WHAT YOU ARE ASKED TO DO: List the lines of this listing that hold the word "Package".

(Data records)
-- START --
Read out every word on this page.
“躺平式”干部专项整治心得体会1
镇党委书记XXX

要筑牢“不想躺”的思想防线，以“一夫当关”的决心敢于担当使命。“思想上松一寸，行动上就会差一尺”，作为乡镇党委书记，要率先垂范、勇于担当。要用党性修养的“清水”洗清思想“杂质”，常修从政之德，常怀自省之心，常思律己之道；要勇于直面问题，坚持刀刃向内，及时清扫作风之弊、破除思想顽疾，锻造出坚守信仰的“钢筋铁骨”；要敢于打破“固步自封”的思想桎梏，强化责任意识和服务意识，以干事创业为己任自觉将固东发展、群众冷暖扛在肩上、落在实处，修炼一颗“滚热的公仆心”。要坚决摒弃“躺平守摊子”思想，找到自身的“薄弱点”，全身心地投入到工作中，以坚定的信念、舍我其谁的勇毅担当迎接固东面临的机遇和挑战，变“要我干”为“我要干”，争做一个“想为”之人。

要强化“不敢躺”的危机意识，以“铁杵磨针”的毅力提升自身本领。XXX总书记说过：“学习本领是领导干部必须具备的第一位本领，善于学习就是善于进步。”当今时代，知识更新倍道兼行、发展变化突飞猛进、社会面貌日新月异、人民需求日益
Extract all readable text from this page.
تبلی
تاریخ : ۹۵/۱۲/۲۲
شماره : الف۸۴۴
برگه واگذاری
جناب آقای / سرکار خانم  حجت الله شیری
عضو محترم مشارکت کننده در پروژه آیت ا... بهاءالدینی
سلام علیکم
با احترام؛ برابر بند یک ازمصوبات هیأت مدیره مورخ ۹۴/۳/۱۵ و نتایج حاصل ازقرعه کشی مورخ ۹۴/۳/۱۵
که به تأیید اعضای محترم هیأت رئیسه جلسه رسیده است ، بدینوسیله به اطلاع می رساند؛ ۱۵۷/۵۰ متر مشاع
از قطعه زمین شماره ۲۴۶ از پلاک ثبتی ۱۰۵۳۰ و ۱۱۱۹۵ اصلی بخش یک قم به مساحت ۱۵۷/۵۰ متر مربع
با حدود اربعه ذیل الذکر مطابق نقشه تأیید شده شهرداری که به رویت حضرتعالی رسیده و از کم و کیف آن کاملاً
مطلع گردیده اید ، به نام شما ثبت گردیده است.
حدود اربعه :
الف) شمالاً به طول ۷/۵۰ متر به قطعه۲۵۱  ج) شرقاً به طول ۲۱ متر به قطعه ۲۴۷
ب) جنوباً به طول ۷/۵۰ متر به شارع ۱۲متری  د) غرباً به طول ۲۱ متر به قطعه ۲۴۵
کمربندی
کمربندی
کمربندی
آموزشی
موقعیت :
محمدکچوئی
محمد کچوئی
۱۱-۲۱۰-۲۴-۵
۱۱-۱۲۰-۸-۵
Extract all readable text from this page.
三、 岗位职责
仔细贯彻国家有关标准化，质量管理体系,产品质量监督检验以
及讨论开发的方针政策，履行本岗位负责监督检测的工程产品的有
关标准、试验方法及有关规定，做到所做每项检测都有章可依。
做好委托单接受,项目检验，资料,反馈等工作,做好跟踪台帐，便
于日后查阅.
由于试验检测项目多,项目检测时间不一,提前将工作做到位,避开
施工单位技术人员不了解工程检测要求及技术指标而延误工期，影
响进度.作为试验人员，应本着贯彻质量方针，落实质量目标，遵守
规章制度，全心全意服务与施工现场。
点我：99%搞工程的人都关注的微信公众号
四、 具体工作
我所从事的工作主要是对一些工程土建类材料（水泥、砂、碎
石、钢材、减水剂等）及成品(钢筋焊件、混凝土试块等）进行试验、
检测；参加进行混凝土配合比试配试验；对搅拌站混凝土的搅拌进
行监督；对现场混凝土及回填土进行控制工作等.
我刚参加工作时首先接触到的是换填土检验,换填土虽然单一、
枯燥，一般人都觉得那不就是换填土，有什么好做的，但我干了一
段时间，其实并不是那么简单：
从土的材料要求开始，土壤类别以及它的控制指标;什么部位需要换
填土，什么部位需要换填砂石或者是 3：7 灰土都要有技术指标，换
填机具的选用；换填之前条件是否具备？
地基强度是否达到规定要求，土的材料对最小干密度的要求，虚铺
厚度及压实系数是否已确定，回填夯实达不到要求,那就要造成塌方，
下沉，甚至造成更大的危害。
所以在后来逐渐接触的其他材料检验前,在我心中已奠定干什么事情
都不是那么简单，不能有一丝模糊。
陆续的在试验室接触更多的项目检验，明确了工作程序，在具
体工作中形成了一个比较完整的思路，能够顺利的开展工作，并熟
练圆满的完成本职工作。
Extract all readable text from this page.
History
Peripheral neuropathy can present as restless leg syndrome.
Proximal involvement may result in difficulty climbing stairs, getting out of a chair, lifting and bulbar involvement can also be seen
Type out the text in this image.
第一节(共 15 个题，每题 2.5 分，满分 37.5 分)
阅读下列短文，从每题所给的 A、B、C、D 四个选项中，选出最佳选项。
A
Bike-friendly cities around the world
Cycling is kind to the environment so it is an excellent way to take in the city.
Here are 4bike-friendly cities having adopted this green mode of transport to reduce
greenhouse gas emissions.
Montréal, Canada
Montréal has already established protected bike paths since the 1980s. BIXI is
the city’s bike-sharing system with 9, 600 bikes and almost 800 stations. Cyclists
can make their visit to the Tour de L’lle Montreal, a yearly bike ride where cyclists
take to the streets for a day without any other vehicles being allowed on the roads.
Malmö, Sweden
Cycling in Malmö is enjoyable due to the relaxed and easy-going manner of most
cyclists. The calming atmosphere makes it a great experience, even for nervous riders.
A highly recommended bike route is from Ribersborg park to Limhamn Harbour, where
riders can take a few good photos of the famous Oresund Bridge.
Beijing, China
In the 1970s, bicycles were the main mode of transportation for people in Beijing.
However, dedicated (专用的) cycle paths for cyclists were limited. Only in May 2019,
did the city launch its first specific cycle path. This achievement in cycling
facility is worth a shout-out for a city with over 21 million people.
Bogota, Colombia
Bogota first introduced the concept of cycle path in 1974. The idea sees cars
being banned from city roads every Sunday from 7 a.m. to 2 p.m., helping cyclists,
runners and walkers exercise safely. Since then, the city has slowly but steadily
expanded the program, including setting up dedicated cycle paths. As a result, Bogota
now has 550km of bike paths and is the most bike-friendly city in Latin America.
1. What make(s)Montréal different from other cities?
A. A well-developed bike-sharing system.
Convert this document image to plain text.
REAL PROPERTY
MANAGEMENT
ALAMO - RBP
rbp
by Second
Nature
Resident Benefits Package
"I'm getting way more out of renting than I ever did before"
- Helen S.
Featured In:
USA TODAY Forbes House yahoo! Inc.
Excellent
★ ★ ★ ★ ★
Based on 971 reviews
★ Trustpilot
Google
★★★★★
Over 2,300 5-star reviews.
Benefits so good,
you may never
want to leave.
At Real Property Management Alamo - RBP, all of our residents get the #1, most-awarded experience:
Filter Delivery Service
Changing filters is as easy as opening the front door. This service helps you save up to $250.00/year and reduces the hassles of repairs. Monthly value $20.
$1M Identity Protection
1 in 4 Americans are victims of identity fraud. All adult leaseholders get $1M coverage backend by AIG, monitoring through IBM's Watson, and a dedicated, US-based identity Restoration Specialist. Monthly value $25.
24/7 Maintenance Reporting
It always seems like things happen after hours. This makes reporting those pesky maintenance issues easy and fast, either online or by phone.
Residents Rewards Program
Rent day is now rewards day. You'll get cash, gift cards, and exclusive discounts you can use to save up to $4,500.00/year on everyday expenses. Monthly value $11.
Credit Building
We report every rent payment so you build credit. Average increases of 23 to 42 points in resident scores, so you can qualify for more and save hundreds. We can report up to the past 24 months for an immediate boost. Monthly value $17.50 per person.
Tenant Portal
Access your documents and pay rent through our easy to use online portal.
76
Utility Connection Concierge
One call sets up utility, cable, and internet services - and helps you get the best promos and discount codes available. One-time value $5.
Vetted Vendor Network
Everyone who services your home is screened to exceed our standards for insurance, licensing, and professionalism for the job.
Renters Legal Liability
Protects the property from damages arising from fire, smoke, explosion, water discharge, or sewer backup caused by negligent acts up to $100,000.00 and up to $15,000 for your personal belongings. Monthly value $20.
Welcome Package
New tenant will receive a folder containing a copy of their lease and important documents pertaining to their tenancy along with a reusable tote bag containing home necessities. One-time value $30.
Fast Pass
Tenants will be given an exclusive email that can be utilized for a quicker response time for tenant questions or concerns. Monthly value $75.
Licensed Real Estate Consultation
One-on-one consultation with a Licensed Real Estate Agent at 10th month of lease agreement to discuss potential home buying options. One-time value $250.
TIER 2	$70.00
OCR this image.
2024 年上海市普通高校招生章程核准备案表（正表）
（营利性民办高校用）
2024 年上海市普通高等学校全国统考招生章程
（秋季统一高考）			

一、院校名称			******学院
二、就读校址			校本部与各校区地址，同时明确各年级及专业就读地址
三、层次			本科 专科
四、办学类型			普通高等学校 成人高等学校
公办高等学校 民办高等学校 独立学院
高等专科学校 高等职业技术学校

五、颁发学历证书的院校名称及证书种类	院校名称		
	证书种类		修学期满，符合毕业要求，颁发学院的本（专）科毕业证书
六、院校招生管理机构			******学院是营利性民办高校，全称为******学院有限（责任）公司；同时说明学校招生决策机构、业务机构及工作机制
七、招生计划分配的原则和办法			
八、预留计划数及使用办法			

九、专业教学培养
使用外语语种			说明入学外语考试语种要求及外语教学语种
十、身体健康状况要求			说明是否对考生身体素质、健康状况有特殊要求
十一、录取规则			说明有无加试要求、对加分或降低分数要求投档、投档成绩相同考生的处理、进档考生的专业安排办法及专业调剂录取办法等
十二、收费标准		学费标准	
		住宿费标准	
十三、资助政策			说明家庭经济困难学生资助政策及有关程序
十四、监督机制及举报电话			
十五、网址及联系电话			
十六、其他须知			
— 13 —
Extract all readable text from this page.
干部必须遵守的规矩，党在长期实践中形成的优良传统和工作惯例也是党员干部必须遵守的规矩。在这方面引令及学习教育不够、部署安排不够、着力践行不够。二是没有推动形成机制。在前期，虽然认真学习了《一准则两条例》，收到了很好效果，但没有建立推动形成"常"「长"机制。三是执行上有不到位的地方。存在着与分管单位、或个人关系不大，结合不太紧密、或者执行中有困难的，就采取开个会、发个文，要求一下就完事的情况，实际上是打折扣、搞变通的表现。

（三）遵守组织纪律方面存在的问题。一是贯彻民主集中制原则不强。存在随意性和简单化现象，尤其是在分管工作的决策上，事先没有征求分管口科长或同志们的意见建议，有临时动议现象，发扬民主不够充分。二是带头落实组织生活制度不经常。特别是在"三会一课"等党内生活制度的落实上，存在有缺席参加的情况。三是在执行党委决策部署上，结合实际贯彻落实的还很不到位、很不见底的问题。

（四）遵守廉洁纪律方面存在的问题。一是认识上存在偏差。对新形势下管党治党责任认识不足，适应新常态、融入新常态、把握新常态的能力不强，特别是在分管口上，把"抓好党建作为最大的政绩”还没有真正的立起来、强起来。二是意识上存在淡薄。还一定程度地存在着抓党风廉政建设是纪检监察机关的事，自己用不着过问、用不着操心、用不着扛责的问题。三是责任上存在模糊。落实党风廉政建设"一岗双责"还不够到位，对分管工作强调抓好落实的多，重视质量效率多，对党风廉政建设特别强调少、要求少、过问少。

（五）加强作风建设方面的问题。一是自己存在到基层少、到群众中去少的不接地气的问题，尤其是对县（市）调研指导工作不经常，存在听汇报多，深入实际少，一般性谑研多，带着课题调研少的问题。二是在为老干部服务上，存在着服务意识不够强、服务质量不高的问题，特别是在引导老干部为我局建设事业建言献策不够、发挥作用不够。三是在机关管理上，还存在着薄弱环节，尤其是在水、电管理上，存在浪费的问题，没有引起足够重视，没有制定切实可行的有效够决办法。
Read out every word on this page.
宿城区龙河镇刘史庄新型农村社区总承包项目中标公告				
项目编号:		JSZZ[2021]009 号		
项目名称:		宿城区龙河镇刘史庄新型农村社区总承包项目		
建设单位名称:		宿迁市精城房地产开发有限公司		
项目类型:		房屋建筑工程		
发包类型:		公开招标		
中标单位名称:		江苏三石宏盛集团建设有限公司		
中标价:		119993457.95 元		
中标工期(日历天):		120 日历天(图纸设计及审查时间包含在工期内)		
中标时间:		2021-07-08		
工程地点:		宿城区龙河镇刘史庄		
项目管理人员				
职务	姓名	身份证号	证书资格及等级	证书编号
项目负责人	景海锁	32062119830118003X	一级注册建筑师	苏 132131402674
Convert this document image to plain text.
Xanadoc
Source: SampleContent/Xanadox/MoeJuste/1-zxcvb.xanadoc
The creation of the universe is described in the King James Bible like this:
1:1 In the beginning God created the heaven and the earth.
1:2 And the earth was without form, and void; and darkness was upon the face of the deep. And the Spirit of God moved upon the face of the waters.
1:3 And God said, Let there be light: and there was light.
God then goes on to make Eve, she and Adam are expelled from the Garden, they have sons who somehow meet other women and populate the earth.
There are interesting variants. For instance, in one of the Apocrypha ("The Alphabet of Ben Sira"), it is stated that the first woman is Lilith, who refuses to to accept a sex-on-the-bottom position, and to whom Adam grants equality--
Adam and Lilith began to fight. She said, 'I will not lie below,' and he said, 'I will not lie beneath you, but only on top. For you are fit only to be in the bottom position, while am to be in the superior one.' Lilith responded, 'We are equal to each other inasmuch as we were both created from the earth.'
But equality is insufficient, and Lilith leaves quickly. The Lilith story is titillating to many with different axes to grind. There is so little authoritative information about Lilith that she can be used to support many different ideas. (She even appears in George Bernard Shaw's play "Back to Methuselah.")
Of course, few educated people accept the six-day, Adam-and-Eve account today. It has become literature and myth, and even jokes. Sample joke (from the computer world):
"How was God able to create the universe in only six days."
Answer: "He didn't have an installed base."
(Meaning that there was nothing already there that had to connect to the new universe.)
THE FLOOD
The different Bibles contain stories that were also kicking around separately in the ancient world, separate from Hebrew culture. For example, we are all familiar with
-- END --
SOLUTION TO THIS EXERCISE:
Resident Benefits Package
Welcome Package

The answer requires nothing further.